## Work to be completed:
Return only the number of lines in the entries below that hold the word "executed".

## Supplied material:

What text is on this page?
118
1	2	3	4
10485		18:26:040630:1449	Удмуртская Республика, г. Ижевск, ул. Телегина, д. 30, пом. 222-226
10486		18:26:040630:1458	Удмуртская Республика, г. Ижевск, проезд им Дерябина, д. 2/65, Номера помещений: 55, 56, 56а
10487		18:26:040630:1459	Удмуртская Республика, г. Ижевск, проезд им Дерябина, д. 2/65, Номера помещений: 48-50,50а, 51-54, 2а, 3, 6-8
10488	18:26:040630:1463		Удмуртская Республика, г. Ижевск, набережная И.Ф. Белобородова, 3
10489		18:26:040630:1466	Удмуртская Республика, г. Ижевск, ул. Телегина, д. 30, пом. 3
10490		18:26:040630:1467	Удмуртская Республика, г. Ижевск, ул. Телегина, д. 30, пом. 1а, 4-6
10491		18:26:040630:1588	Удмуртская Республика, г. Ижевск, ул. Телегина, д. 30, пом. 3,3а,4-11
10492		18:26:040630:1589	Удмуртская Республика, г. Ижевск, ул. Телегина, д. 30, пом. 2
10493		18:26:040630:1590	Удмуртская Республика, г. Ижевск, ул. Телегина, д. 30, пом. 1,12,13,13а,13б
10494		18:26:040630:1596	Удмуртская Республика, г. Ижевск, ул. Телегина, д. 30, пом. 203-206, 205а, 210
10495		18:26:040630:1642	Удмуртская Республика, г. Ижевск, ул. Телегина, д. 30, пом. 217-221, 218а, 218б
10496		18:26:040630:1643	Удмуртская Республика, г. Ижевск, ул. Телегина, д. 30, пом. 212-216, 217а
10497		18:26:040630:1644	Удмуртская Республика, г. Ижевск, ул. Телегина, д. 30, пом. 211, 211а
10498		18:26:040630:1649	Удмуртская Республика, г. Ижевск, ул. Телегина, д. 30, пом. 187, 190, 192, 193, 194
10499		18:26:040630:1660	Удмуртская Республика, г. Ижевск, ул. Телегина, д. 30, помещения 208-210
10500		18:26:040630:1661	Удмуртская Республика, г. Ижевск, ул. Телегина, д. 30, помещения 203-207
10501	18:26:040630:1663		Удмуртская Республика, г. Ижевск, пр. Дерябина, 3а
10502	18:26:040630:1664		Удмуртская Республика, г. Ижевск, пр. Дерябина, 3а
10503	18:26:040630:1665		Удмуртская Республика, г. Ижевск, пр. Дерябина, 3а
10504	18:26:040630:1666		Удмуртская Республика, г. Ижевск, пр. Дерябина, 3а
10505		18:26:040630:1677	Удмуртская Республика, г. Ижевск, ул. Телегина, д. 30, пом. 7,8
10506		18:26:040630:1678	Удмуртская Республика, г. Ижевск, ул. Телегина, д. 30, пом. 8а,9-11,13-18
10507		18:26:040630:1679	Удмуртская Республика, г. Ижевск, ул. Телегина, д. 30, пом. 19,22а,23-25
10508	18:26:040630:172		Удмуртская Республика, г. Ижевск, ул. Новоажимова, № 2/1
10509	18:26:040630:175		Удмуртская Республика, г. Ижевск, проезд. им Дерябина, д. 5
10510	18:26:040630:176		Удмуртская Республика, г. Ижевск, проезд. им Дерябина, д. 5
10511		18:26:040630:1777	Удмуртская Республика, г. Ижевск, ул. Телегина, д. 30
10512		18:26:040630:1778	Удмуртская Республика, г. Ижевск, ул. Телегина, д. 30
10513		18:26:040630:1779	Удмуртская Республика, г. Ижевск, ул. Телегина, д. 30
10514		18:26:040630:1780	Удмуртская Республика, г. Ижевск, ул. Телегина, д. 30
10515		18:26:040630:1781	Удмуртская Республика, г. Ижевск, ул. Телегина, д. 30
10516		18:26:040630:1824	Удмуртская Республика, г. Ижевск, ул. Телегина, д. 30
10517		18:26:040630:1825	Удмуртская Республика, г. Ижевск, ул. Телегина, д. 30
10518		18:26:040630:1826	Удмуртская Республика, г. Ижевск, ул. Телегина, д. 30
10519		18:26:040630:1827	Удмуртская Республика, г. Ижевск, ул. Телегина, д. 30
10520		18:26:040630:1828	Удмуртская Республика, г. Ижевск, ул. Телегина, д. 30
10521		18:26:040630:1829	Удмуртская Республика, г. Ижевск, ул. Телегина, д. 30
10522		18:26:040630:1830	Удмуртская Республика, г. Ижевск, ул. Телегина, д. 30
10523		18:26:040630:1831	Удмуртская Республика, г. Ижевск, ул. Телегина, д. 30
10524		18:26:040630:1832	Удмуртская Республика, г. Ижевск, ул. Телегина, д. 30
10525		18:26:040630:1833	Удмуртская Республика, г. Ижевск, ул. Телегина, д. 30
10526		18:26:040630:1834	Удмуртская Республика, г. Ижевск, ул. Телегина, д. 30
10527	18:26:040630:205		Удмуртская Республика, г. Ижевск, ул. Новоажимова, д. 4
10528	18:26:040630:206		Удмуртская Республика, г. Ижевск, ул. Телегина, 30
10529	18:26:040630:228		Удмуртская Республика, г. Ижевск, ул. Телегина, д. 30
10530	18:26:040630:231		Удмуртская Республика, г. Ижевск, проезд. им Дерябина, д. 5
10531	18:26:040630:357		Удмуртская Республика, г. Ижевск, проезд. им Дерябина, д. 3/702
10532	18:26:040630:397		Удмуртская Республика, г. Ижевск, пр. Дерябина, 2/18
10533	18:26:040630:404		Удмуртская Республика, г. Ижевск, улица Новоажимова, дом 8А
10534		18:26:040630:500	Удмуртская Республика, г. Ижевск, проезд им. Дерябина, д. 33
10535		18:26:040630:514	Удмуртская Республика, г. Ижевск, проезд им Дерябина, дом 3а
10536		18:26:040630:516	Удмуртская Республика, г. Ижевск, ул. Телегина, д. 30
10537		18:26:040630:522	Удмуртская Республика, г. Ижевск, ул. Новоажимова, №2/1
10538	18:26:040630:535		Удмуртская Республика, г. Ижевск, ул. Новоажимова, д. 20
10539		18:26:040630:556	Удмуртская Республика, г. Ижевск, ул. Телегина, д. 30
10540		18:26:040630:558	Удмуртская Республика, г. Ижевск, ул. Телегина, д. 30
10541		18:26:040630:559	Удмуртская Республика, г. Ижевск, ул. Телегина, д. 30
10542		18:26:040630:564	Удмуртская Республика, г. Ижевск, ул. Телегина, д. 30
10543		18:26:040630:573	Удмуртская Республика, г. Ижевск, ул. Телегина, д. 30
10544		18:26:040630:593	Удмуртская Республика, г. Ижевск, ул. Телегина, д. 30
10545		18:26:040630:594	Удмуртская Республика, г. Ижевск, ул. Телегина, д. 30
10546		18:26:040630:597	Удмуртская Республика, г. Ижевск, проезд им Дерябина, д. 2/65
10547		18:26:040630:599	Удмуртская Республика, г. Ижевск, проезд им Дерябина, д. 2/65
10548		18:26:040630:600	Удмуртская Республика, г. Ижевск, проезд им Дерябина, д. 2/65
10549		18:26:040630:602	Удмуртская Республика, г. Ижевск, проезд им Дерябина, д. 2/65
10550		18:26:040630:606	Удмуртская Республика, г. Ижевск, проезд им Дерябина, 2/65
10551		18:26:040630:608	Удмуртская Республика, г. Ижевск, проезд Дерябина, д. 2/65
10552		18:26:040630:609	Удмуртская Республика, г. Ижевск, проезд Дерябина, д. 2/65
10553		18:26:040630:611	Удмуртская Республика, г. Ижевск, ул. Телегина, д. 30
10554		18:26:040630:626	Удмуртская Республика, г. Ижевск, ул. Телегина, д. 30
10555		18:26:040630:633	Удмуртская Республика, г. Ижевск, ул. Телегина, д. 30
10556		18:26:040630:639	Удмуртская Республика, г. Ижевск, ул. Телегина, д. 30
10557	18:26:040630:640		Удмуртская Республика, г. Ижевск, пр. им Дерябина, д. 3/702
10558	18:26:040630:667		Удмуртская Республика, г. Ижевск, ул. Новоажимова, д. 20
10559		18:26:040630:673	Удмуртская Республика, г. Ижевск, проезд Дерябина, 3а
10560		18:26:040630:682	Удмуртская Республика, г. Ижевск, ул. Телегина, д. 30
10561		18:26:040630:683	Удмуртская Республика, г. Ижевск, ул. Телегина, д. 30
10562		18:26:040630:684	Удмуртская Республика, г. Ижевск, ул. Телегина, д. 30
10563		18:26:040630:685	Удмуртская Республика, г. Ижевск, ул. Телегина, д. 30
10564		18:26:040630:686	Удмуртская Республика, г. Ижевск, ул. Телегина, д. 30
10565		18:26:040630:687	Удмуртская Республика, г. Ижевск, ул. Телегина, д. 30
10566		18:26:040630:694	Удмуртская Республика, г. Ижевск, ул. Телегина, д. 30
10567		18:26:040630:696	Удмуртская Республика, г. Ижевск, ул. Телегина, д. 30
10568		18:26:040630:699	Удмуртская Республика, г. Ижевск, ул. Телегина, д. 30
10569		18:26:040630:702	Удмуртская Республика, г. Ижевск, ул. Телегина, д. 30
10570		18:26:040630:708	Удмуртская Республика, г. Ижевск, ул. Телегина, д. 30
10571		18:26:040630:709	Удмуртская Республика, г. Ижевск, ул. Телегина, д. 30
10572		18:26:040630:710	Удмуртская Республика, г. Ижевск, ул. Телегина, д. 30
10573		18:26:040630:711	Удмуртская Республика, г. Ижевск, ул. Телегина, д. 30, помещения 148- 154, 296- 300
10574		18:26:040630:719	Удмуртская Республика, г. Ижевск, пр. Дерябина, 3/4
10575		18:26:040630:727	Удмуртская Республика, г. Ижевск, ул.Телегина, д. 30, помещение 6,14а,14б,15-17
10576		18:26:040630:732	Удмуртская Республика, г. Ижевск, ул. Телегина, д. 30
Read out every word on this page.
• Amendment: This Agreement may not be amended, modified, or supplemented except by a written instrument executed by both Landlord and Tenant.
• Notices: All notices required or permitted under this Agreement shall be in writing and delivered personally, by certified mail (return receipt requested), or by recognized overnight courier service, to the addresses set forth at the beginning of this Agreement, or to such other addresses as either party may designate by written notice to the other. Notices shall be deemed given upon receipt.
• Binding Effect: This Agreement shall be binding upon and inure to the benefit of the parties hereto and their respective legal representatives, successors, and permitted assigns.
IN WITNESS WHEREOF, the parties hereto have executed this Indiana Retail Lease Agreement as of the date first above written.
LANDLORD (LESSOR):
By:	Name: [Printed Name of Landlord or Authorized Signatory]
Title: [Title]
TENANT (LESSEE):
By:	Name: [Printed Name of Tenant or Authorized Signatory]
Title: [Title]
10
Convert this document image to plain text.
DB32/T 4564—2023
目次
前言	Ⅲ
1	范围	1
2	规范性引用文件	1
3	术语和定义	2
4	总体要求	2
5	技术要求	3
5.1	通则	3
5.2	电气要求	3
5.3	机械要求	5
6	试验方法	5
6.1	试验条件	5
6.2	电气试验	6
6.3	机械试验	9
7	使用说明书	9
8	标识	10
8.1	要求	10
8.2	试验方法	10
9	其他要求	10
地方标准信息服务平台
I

## Written answer:
2